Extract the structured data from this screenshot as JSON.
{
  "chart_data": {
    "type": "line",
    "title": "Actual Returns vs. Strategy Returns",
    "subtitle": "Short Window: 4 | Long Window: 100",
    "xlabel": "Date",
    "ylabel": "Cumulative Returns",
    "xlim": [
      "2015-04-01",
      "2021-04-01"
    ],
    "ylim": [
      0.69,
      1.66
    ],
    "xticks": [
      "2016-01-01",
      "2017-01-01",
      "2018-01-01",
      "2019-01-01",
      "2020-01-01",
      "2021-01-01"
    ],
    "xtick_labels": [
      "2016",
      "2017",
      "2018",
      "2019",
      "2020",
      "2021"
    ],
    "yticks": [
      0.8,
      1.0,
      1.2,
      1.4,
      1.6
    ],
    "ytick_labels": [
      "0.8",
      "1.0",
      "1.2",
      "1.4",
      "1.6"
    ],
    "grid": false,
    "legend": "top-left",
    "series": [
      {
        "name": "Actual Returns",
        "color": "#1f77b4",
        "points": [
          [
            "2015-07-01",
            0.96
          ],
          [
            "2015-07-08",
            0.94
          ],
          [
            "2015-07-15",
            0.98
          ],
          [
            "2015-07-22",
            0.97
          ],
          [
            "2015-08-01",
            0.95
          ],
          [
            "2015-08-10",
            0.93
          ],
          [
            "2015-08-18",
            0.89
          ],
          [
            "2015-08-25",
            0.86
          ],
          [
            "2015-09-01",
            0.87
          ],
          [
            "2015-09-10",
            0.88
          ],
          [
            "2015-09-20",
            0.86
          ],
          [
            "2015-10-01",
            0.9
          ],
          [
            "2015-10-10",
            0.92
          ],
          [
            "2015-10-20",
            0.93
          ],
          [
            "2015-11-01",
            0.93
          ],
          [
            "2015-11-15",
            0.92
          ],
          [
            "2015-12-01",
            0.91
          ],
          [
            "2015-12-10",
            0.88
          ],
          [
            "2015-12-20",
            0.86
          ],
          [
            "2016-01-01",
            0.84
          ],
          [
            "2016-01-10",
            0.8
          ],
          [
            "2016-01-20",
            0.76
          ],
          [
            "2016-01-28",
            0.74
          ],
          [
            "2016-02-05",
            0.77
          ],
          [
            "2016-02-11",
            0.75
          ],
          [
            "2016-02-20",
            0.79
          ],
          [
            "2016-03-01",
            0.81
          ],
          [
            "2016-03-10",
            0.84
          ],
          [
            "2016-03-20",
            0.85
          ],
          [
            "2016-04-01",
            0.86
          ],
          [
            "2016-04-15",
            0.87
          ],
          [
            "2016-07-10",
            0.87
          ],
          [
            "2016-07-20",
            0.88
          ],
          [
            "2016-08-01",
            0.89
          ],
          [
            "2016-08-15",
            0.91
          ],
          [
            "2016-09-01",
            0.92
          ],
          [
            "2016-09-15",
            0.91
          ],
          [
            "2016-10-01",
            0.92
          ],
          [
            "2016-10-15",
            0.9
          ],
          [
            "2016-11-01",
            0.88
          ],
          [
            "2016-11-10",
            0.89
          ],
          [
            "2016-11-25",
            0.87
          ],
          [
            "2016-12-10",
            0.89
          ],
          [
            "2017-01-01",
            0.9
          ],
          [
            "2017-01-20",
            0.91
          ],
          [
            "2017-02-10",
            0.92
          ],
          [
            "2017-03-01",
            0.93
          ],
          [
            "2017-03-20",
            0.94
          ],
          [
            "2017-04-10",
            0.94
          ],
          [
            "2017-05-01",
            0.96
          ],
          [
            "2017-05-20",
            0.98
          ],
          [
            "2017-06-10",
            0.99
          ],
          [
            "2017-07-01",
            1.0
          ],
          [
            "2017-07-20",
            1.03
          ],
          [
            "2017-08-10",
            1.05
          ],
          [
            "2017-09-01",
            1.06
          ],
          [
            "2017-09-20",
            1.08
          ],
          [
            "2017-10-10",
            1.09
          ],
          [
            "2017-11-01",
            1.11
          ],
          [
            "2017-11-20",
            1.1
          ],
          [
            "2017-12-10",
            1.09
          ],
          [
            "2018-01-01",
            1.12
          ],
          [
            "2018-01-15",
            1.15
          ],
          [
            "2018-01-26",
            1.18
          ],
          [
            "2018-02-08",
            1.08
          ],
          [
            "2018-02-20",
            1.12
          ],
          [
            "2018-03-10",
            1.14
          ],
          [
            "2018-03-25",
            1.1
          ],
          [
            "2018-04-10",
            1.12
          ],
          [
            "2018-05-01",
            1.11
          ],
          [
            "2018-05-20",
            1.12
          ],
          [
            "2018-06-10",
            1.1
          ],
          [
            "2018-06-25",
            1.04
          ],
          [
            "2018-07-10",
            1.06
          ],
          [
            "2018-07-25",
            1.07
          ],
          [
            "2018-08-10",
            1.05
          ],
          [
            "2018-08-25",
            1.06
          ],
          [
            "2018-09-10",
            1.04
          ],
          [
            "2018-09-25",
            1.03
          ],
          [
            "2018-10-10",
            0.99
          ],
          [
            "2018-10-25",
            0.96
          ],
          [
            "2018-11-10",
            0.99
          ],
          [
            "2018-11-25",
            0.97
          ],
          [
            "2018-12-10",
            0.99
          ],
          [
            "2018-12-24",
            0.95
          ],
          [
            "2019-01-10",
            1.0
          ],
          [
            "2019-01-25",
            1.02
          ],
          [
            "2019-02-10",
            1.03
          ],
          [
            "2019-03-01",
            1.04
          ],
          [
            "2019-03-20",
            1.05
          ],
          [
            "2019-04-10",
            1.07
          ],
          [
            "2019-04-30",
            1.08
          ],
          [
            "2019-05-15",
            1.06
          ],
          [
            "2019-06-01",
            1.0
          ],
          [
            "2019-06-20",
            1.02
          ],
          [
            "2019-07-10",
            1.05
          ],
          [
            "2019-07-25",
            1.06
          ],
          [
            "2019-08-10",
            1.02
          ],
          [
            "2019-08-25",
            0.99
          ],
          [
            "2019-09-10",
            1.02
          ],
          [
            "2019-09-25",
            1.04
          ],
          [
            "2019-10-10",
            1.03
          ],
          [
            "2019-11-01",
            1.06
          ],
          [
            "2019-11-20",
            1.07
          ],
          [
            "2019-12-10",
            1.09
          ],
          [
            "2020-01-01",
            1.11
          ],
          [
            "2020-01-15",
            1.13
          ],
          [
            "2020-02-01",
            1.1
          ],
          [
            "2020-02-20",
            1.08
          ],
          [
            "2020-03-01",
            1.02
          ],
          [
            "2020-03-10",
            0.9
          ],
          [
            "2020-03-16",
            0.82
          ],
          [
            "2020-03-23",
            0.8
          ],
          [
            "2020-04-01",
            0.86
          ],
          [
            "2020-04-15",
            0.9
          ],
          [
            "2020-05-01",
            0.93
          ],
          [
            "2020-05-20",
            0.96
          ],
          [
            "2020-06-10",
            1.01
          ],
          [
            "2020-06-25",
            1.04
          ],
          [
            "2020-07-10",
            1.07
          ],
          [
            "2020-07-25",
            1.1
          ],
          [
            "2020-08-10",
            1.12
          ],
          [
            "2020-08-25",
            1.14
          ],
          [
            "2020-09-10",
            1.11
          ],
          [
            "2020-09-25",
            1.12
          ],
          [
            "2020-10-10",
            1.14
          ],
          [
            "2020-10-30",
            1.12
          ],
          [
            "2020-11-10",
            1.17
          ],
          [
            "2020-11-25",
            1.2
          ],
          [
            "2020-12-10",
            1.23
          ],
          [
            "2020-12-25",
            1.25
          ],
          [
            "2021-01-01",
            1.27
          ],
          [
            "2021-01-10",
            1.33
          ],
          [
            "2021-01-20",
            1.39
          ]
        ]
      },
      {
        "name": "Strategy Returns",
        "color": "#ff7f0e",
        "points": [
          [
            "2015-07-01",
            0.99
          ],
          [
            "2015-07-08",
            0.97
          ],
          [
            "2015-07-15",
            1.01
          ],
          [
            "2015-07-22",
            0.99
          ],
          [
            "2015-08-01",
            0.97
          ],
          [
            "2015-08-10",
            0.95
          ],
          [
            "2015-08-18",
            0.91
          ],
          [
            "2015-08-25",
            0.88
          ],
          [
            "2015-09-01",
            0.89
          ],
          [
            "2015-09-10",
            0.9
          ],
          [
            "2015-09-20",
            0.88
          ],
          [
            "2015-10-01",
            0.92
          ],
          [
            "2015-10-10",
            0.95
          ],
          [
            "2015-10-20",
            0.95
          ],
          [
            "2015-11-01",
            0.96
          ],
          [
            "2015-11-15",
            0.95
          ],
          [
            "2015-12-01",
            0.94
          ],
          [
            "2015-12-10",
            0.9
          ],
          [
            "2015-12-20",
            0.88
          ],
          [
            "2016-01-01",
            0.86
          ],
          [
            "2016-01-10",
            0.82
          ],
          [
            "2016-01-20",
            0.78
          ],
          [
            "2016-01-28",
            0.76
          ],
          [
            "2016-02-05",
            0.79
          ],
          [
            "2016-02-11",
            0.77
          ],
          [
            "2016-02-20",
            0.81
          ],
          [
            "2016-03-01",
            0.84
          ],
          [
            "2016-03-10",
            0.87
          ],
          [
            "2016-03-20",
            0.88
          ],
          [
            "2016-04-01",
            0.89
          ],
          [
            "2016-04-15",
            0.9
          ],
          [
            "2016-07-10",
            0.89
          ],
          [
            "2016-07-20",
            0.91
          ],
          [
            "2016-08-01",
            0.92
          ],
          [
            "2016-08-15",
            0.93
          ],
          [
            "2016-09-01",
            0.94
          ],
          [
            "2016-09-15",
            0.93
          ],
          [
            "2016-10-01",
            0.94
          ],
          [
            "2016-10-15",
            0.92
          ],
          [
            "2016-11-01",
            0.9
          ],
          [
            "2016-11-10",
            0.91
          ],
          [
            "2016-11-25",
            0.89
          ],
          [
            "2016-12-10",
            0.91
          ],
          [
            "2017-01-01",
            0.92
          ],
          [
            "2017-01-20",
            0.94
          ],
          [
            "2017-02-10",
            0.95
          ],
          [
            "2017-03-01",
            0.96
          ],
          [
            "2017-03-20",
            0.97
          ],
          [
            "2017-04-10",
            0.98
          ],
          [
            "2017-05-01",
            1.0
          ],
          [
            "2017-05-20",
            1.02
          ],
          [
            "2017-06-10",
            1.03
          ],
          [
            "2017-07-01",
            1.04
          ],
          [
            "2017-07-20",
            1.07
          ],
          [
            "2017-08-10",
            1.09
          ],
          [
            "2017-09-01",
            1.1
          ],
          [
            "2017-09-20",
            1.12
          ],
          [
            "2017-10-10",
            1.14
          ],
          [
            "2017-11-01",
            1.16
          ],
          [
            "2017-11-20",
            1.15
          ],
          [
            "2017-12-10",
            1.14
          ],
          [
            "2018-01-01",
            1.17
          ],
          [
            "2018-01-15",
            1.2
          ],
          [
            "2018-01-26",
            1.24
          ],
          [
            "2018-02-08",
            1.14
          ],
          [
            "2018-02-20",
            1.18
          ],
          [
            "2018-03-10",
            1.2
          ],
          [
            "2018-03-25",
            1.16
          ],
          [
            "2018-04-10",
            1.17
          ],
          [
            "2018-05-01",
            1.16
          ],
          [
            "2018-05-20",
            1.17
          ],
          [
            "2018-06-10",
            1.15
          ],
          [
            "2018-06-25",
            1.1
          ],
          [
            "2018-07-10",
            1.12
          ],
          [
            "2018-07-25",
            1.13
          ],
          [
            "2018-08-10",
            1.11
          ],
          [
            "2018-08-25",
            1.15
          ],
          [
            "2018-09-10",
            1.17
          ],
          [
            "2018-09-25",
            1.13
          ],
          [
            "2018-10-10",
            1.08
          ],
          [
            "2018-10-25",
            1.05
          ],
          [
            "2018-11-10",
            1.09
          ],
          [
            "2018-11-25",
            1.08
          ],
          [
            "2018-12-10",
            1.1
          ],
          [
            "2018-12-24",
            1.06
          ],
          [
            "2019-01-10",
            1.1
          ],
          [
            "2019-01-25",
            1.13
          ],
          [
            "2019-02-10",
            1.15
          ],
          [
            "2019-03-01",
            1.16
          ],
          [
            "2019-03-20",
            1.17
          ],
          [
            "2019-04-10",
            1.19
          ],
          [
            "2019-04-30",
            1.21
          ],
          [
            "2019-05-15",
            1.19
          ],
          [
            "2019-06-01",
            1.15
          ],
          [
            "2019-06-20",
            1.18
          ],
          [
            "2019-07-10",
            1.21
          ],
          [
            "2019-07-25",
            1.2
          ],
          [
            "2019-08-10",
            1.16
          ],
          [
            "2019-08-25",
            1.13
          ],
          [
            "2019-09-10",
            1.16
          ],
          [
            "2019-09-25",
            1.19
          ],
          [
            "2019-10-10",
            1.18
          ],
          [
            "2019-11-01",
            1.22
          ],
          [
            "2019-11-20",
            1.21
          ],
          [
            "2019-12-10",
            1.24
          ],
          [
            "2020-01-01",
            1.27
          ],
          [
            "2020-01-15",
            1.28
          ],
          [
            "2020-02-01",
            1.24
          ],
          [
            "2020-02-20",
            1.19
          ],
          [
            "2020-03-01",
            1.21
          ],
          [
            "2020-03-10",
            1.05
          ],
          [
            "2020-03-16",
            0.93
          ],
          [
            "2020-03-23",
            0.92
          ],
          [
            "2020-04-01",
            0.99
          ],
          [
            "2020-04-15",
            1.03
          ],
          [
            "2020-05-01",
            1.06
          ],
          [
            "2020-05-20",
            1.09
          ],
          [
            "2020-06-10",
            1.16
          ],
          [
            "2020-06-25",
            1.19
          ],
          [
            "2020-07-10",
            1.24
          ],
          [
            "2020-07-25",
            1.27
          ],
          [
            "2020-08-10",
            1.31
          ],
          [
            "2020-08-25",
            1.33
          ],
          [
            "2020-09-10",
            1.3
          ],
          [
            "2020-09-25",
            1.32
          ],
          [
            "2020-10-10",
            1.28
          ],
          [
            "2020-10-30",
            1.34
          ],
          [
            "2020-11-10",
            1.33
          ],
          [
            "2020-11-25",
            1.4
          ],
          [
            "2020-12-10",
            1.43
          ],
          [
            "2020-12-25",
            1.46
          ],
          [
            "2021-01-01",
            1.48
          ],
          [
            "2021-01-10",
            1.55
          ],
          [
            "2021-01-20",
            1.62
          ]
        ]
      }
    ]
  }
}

→ **Exercise instructions**
In the entries above, identify every line with the word "name". Copy those lines.

→ **Answer for the task**
        "name": "Actual Returns",
        "name": "Strategy Returns",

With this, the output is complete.